(Collection entries)
>>>>

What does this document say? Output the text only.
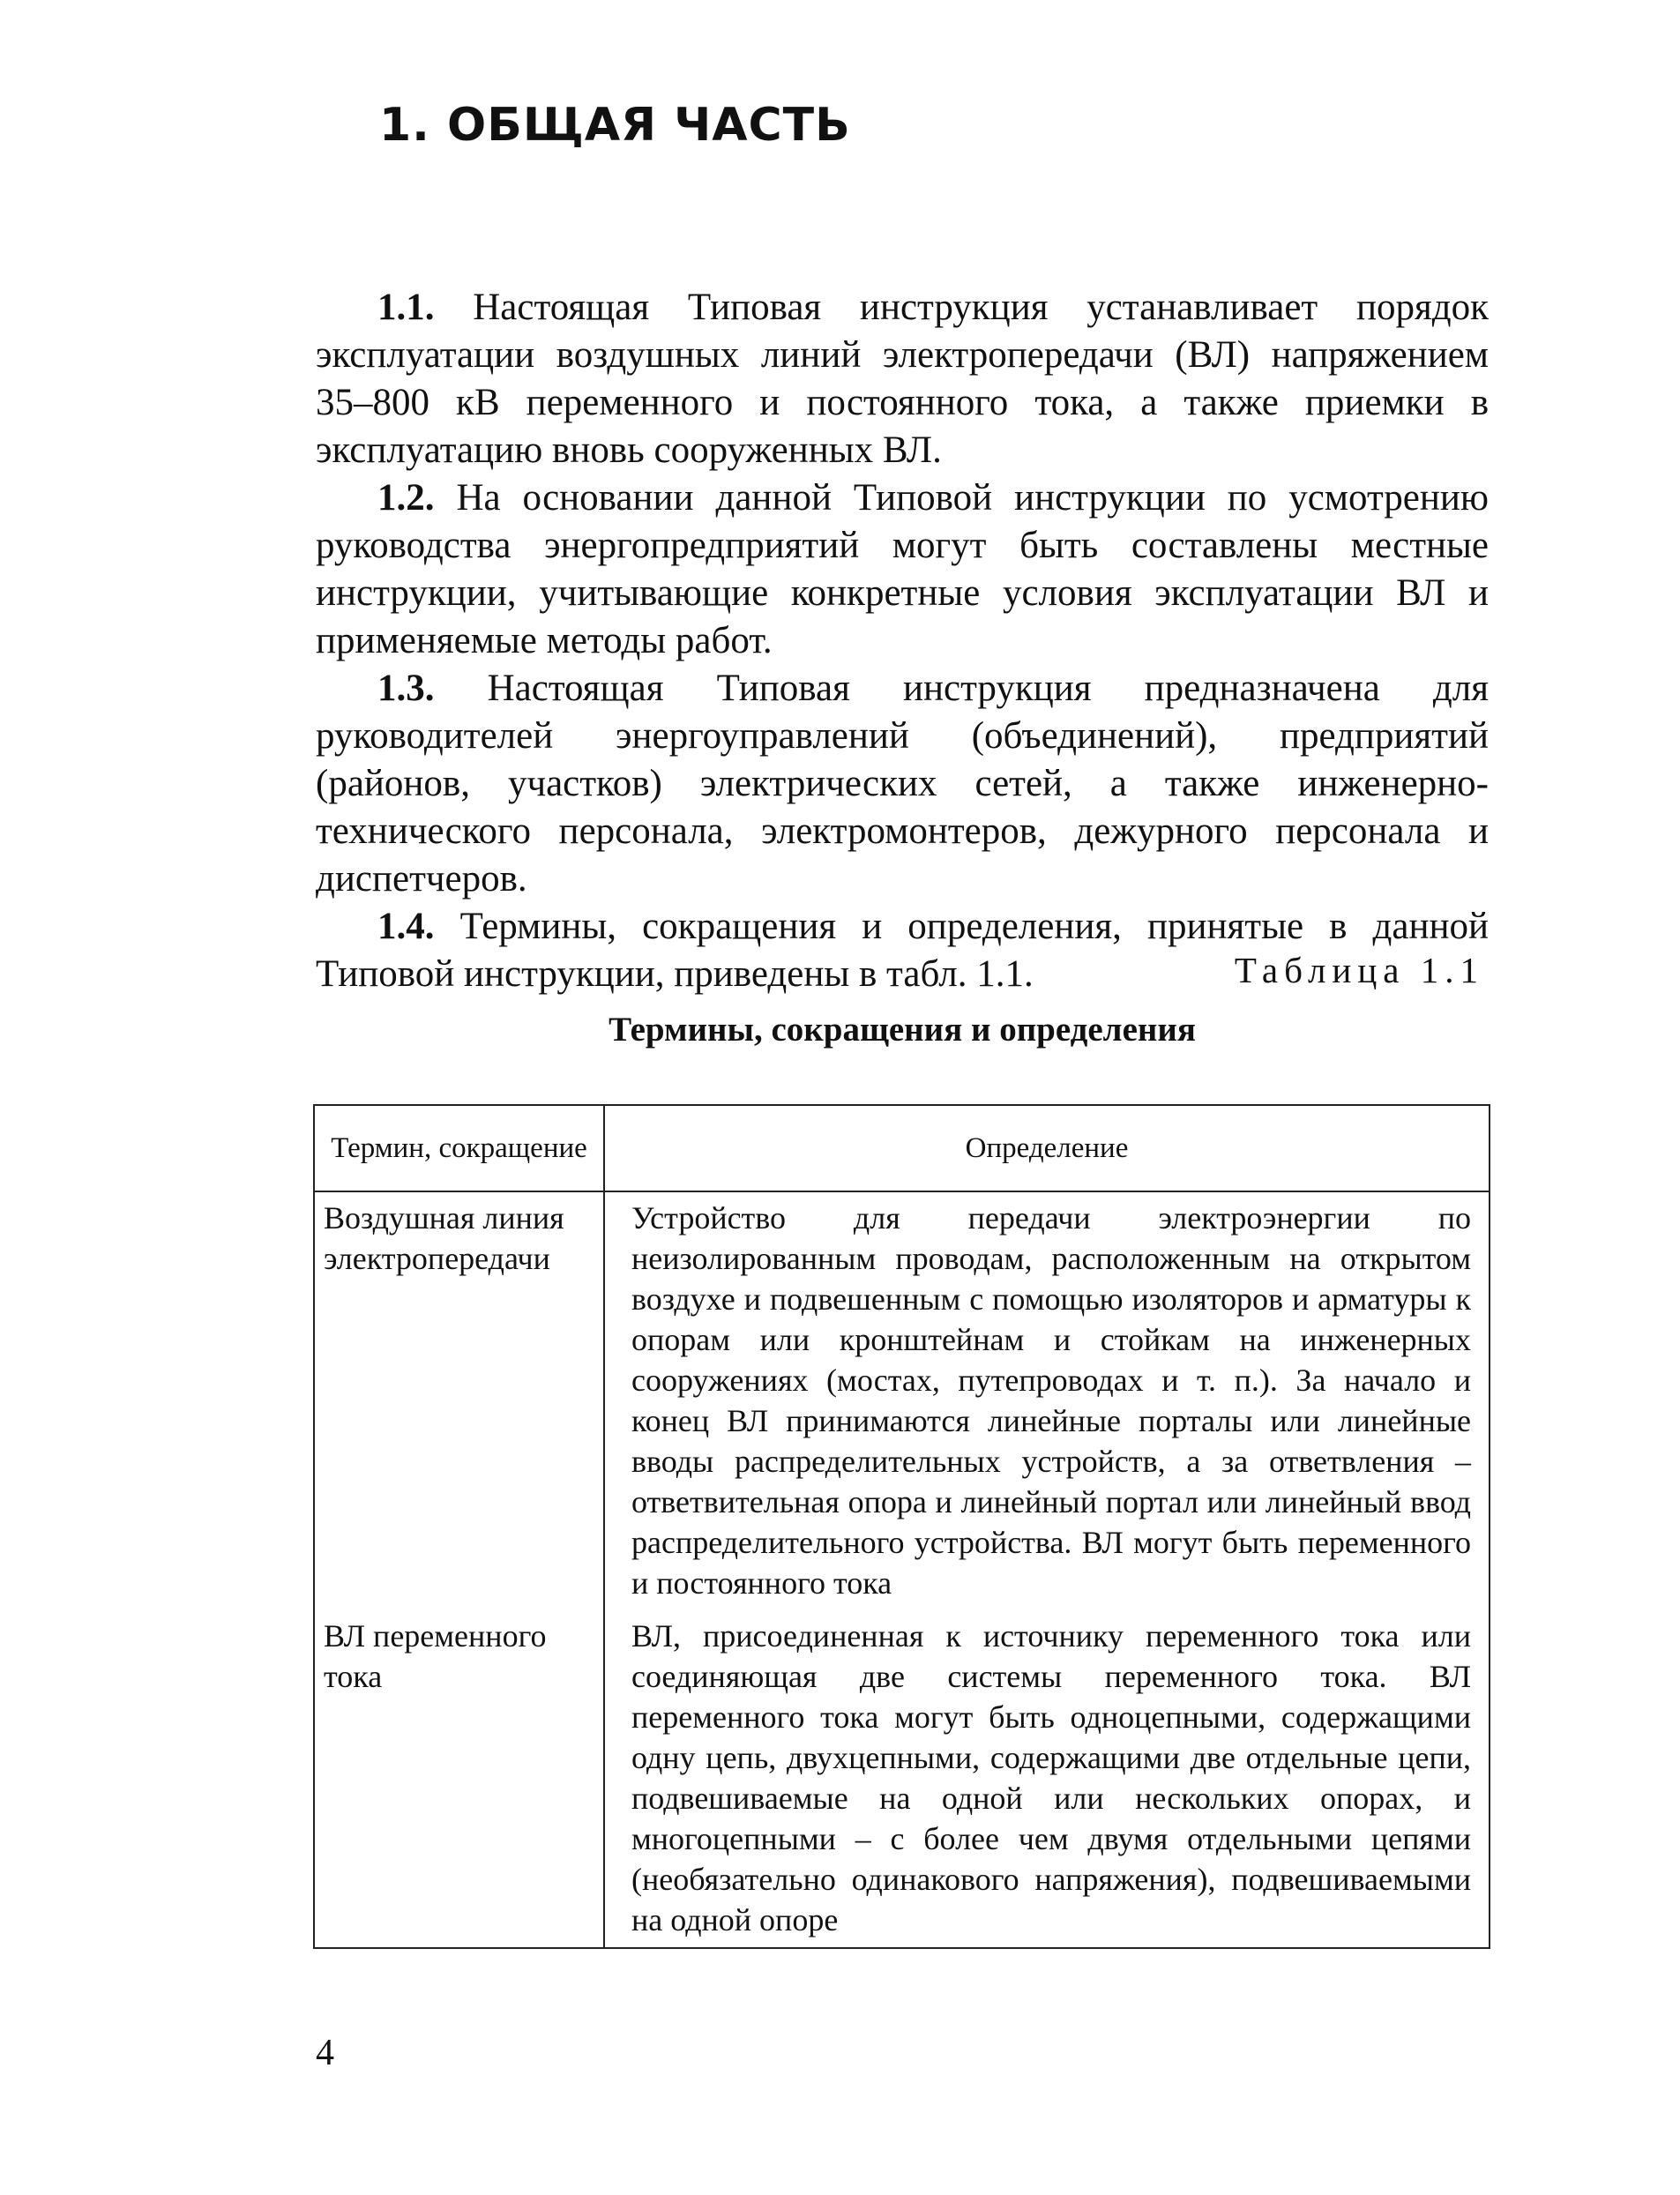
1. ОБЩАЯ ЧАСТЬ

1.1. Настоящая Типовая инструкция устанавливает порядок эксплуатации воздушных линий электропередачи (ВЛ) напряжением 35–800 кВ переменного и постоянного тока, а также приемки в эксплуатацию вновь сооруженных ВЛ.

1.2. На основании данной Типовой инструкции по усмотрению руководства энергопредприятий могут быть составлены местные инструкции, учитывающие конкретные условия эксплуатации ВЛ и применяемые методы работ.

1.3. Настоящая Типовая инструкция предназначена для руководителей энергоуправлений (объединений), предприятий (районов, участков) электрических сетей, а также инженерно-технического персонала, электромонтеров, дежурного персонала и диспетчеров.

1.4. Термины, сокращения и определения, принятые в данной Типовой инструкции, приведены в табл. 1.1.	Таблица 1.1
Термины, сокращения и определения
Термин, сокращение	Определение
Воздушная линия электропередачи	Устройство для передачи электроэнергии по неизолированным проводам, расположенным на открытом воздухе и подвешенным с помощью изоляторов и арматуры к опорам или кронштейнам и стойкам на инженерных сооружениях (мостах, путепроводах и т. п.). За начало и конец ВЛ принимаются линейные порталы или линейные вводы распределительных устройств, а за ответвления – ответвительная опора и линейный портал или линейный ввод распределительного устройства. ВЛ могут быть переменного и постоянного тока
ВЛ переменного тока	ВЛ, присоединенная к источнику переменного тока или соединяющая две системы переменного тока. ВЛ переменного тока могут быть одноцепными, содержащими одну цепь, двухцепными, содержащими две отдельные цепи, подвешиваемые на одной или нескольких опорах, и многоцепными – с более чем двумя отдельными цепями (необязательно одинакового напряжения), подвешиваемыми на одной опоре
4
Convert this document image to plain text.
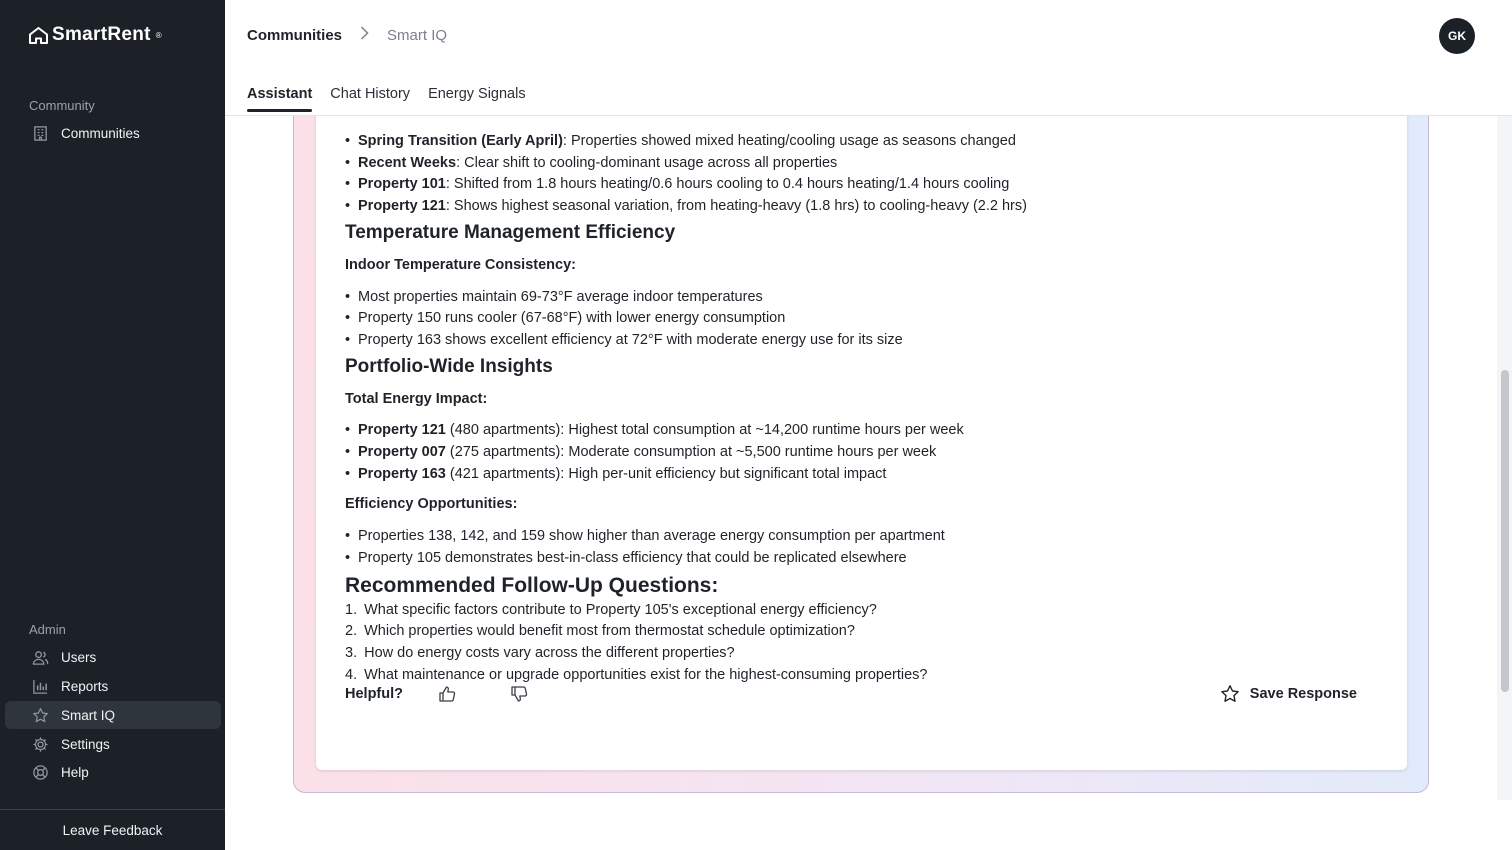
SmartRent ®
Community
Communities
Admin
Users
Reports
Smart IQ
Settings
Help
Leave Feedback
Communities	Smart IQ	GK
Assistant Chat History Energy Signals
• Spring Transition (Early April): Properties showed mixed heating/cooling usage as seasons changed
• Recent Weeks: Clear shift to cooling-dominant usage across all properties
• Property 101: Shifted from 1.8 hours heating/0.6 hours cooling to 0.4 hours heating/1.4 hours cooling
• Property 121: Shows highest seasonal variation, from heating-heavy (1.8 hrs) to cooling-heavy (2.2 hrs)
Temperature Management Efficiency
Indoor Temperature Consistency:
• Most properties maintain 69-73°F average indoor temperatures
• Property 150 runs cooler (67-68°F) with lower energy consumption
• Property 163 shows excellent efficiency at 72°F with moderate energy use for its size
Portfolio-Wide Insights
Total Energy Impact:
• Property 121 (480 apartments): Highest total consumption at ~14,200 runtime hours per week
• Property 007 (275 apartments): Moderate consumption at ~5,500 runtime hours per week
• Property 163 (421 apartments): High per-unit efficiency but significant total impact
Efficiency Opportunities:
• Properties 138, 142, and 159 show higher than average energy consumption per apartment
• Property 105 demonstrates best-in-class efficiency that could be replicated elsewhere
Recommended Follow-Up Questions:
1. What specific factors contribute to Property 105's exceptional energy efficiency?
2. Which properties would benefit most from thermostat schedule optimization?
3. How do energy costs vary across the different properties?
4. What maintenance or upgrade opportunities exist for the highest-consuming properties?
Helpful?	Save Response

<<<<

EXERCISE REQUIREMENTS
Could you repeat all of the material exactly? Pictures should not be copied.

SOLUTION FOR THIS TASK
What does this document say? Output the text only.
1. ОБЩАЯ ЧАСТЬ

1.1. Настоящая Типовая инструкция устанавливает порядок эксплуатации воздушных линий электропередачи (ВЛ) напряжением 35–800 кВ переменного и постоянного тока, а также приемки в эксплуатацию вновь сооруженных ВЛ.

1.2. На основании данной Типовой инструкции по усмотрению руководства энергопредприятий могут быть составлены местные инструкции, учитывающие конкретные условия эксплуатации ВЛ и применяемые методы работ.

1.3. Настоящая Типовая инструкция предназначена для руководителей энергоуправлений (объединений), предприятий (районов, участков) электрических сетей, а также инженерно-технического персонала, электромонтеров, дежурного персонала и диспетчеров.

1.4. Термины, сокращения и определения, принятые в данной Типовой инструкции, приведены в табл. 1.1.	Таблица 1.1
Термины, сокращения и определения
Термин, сокращение	Определение
Воздушная линия электропередачи	Устройство для передачи электроэнергии по неизолированным проводам, расположенным на открытом воздухе и подвешенным с помощью изоляторов и арматуры к опорам или кронштейнам и стойкам на инженерных сооружениях (мостах, путепроводах и т. п.). За начало и конец ВЛ принимаются линейные порталы или линейные вводы распределительных устройств, а за ответвления – ответвительная опора и линейный портал или линейный ввод распределительного устройства. ВЛ могут быть переменного и постоянного тока
ВЛ переменного тока	ВЛ, присоединенная к источнику переменного тока или соединяющая две системы переменного тока. ВЛ переменного тока могут быть одноцепными, содержащими одну цепь, двухцепными, содержащими две отдельные цепи, подвешиваемые на одной или нескольких опорах, и многоцепными – с более чем двумя отдельными цепями (необязательно одинакового напряжения), подвешиваемыми на одной опоре
4
Convert this document image to plain text.
SmartRent ®
Community
Communities
Admin
Users
Reports
Smart IQ
Settings
Help
Leave Feedback
Communities	Smart IQ	GK
Assistant Chat History Energy Signals
• Spring Transition (Early April): Properties showed mixed heating/cooling usage as seasons changed
• Recent Weeks: Clear shift to cooling-dominant usage across all properties
• Property 101: Shifted from 1.8 hours heating/0.6 hours cooling to 0.4 hours heating/1.4 hours cooling
• Property 121: Shows highest seasonal variation, from heating-heavy (1.8 hrs) to cooling-heavy (2.2 hrs)
Temperature Management Efficiency
Indoor Temperature Consistency:
• Most properties maintain 69-73°F average indoor temperatures
• Property 150 runs cooler (67-68°F) with lower energy consumption
• Property 163 shows excellent efficiency at 72°F with moderate energy use for its size
Portfolio-Wide Insights
Total Energy Impact:
• Property 121 (480 apartments): Highest total consumption at ~14,200 runtime hours per week
• Property 007 (275 apartments): Moderate consumption at ~5,500 runtime hours per week
• Property 163 (421 apartments): High per-unit efficiency but significant total impact
Efficiency Opportunities:
• Properties 138, 142, and 159 show higher than average energy consumption per apartment
• Property 105 demonstrates best-in-class efficiency that could be replicated elsewhere
Recommended Follow-Up Questions:
1. What specific factors contribute to Property 105's exceptional energy efficiency?
2. Which properties would benefit most from thermostat schedule optimization?
3. How do energy costs vary across the different properties?
4. What maintenance or upgrade opportunities exist for the highest-consuming properties?
Helpful?	Save Response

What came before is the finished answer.